WHAT IS NEEDED. Reproduce the material in full, exactly as written.

Collected data entries

========================================================================

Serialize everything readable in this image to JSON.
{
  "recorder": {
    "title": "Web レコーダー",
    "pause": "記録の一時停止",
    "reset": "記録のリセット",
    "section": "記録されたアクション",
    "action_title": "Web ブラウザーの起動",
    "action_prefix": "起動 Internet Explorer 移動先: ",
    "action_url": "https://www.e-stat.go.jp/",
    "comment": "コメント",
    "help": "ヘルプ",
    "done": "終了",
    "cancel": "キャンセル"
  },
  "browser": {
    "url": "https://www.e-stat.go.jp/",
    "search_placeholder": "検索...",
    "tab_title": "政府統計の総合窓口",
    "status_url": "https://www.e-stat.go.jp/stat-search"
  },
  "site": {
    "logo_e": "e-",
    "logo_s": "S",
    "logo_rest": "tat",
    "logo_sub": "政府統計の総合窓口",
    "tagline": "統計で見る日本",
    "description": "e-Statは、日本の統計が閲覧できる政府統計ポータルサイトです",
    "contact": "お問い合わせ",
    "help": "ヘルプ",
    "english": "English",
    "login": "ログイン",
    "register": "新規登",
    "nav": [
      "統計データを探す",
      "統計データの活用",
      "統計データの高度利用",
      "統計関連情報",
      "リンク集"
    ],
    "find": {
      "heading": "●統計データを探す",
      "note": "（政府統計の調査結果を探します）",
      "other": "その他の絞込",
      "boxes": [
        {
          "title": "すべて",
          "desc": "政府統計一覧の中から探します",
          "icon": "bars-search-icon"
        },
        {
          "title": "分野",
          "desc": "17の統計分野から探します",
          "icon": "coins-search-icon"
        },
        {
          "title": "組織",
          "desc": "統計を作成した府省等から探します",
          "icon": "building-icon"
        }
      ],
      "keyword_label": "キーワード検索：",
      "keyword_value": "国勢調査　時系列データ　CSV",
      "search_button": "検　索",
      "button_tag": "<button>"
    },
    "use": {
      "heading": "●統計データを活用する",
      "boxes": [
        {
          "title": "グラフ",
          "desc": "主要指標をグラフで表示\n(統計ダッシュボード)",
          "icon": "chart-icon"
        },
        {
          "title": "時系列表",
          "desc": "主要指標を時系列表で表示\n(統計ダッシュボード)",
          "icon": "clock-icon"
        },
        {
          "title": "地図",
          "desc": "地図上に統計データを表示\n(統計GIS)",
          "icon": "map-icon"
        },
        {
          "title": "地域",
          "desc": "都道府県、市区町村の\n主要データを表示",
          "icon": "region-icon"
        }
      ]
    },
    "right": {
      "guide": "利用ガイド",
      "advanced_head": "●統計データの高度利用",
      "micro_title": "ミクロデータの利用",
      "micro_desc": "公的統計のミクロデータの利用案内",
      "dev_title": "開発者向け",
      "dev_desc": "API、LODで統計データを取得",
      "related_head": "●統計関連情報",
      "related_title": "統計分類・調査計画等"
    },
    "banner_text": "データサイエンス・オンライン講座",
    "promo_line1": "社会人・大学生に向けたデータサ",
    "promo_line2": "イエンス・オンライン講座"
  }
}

========================================================================

SOLVED EXERCISE.
Serialize everything readable in this image to JSON.
{
  "recorder": {
    "title": "Web レコーダー",
    "pause": "記録の一時停止",
    "reset": "記録のリセット",
    "section": "記録されたアクション",
    "action_title": "Web ブラウザーの起動",
    "action_prefix": "起動 Internet Explorer 移動先: ",
    "action_url": "https://www.e-stat.go.jp/",
    "comment": "コメント",
    "help": "ヘルプ",
    "done": "終了",
    "cancel": "キャンセル"
  },
  "browser": {
    "url": "https://www.e-stat.go.jp/",
    "search_placeholder": "検索...",
    "tab_title": "政府統計の総合窓口",
    "status_url": "https://www.e-stat.go.jp/stat-search"
  },
  "site": {
    "logo_e": "e-",
    "logo_s": "S",
    "logo_rest": "tat",
    "logo_sub": "政府統計の総合窓口",
    "tagline": "統計で見る日本",
    "description": "e-Statは、日本の統計が閲覧できる政府統計ポータルサイトです",
    "contact": "お問い合わせ",
    "help": "ヘルプ",
    "english": "English",
    "login": "ログイン",
    "register": "新規登",
    "nav": [
      "統計データを探す",
      "統計データの活用",
      "統計データの高度利用",
      "統計関連情報",
      "リンク集"
    ],
    "find": {
      "heading": "●統計データを探す",
      "note": "（政府統計の調査結果を探します）",
      "other": "その他の絞込",
      "boxes": [
        {
          "title": "すべて",
          "desc": "政府統計一覧の中から探します",
          "icon": "bars-search-icon"
        },
        {
          "title": "分野",
          "desc": "17の統計分野から探します",
          "icon": "coins-search-icon"
        },
        {
          "title": "組織",
          "desc": "統計を作成した府省等から探します",
          "icon": "building-icon"
        }
      ],
      "keyword_label": "キーワード検索：",
      "keyword_value": "国勢調査　時系列データ　CSV",
      "search_button": "検　索",
      "button_tag": "<button>"
    },
    "use": {
      "heading": "●統計データを活用する",
      "boxes": [
        {
          "title": "グラフ",
          "desc": "主要指標をグラフで表示\n(統計ダッシュボード)",
          "icon": "chart-icon"
        },
        {
          "title": "時系列表",
          "desc": "主要指標を時系列表で表示\n(統計ダッシュボード)",
          "icon": "clock-icon"
        },
        {
          "title": "地図",
          "desc": "地図上に統計データを表示\n(統計GIS)",
          "icon": "map-icon"
        },
        {
          "title": "地域",
          "desc": "都道府県、市区町村の\n主要データを表示",
          "icon": "region-icon"
        }
      ]
    },
    "right": {
      "guide": "利用ガイド",
      "advanced_head": "●統計データの高度利用",
      "micro_title": "ミクロデータの利用",
      "micro_desc": "公的統計のミクロデータの利用案内",
      "dev_title": "開発者向け",
      "dev_desc": "API、LODで統計データを取得",
      "related_head": "●統計関連情報",
      "related_title": "統計分類・調査計画等"
    },
    "banner_text": "データサイエンス・オンライン講座",
    "promo_line1": "社会人・大学生に向けたデータサ",
    "promo_line2": "イエンス・オンライン講座"
  }
}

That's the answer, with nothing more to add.